Description of the task. Render the records as a Markdown table with the columns "No." and "Record Line", numbering each row and omitting blank lines. Begin at the line that contains "y-tick-label: 1.000 bbox=[12, 445, 47, 461]", stop after the line that contains "legend-label-durchschnitt: Durchschnitt bbox=[34, 38, 129, 57]", and include nothing outside that span.
** START Rows **
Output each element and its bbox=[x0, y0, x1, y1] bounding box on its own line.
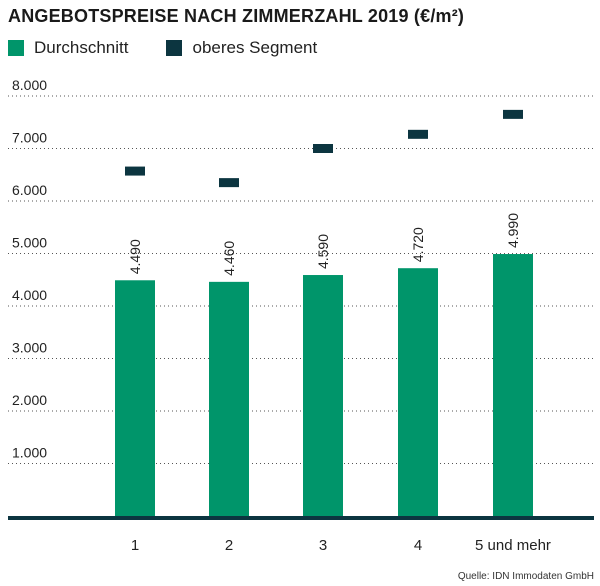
y-tick-label: 1.000 bbox=[12, 445, 47, 461]
y-tick-label: 7.000 bbox=[12, 130, 47, 146]
legend-swatch-oberes-segment bbox=[166, 40, 183, 56]
bar-value-label: 4.490 bbox=[127, 239, 143, 274]
legend-label-durchschnitt: Durchschnitt bbox=[34, 38, 129, 57]
bar-value-label: 4.590 bbox=[315, 234, 331, 269]
y-tick-label: 2.000 bbox=[12, 392, 47, 408]
y-tick-label: 4.000 bbox=[12, 287, 47, 303]
x-tick-label: 5 und mehr bbox=[475, 537, 551, 554]
marker-oberes-segment bbox=[408, 129, 428, 139]
legend-swatch-durchschnitt bbox=[8, 40, 24, 56]
bar-durchschnitt bbox=[398, 268, 438, 516]
bar-value-label: 4.720 bbox=[410, 227, 426, 262]
legend-item-durchschnitt: Durchschnitt bbox=[8, 38, 128, 58]
legend: Durchschnitt oberes Segment bbox=[8, 38, 355, 58]
y-tick-label: 3.000 bbox=[12, 340, 47, 356]
legend-label-oberes-segment: oberes Segment bbox=[192, 38, 318, 57]
source-note: Quelle: IDN Immodaten GmbH bbox=[457, 571, 594, 582]
bar-durchschnitt bbox=[115, 280, 155, 516]
x-tick-label: 2 bbox=[225, 537, 233, 554]
x-tick-label: 3 bbox=[319, 537, 327, 554]
y-tick-label: 8.000 bbox=[12, 77, 47, 93]
x-tick-label: 4 bbox=[414, 537, 422, 554]
bar-value-label: 4.460 bbox=[221, 241, 237, 276]
bar-durchschnitt bbox=[493, 254, 533, 516]
marker-oberes-segment bbox=[125, 166, 145, 176]
chart-title: ANGEBOTSPREISE NACH ZIMMERZAHL 2019 (€/m… bbox=[8, 6, 465, 26]
y-tick-label: 6.000 bbox=[12, 182, 47, 198]
bar-durchschnitt bbox=[209, 281, 249, 516]
y-tick-label: 5.000 bbox=[12, 235, 47, 251]
marker-oberes-segment bbox=[219, 178, 239, 188]
legend-item-oberes-segment: oberes Segment bbox=[166, 38, 317, 58]
bar-value-label: 4.990 bbox=[505, 213, 521, 248]
marker-oberes-segment bbox=[313, 144, 333, 153]
x-axis-baseline bbox=[8, 516, 594, 520]
marker-oberes-segment bbox=[503, 109, 523, 119]
x-tick-label: 1 bbox=[131, 537, 139, 554]
bar-durchschnitt bbox=[303, 275, 343, 516]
** END Rows **
Written answer.
| No. | Record Line |
|---|---|
| 1 | y-tick-label: 1.000 bbox=[12, 445, 47, 461] |
| 2 | y-tick-label: 7.000 bbox=[12, 130, 47, 146] |
| 3 | legend-swatch-oberes-segment bbox=[166, 40, 183, 56] |
| 4 | bar-value-label: 4.490 bbox=[127, 239, 143, 274] |
| 5 | legend-label-durchschnitt: Durchschnitt bbox=[34, 38, 129, 57] |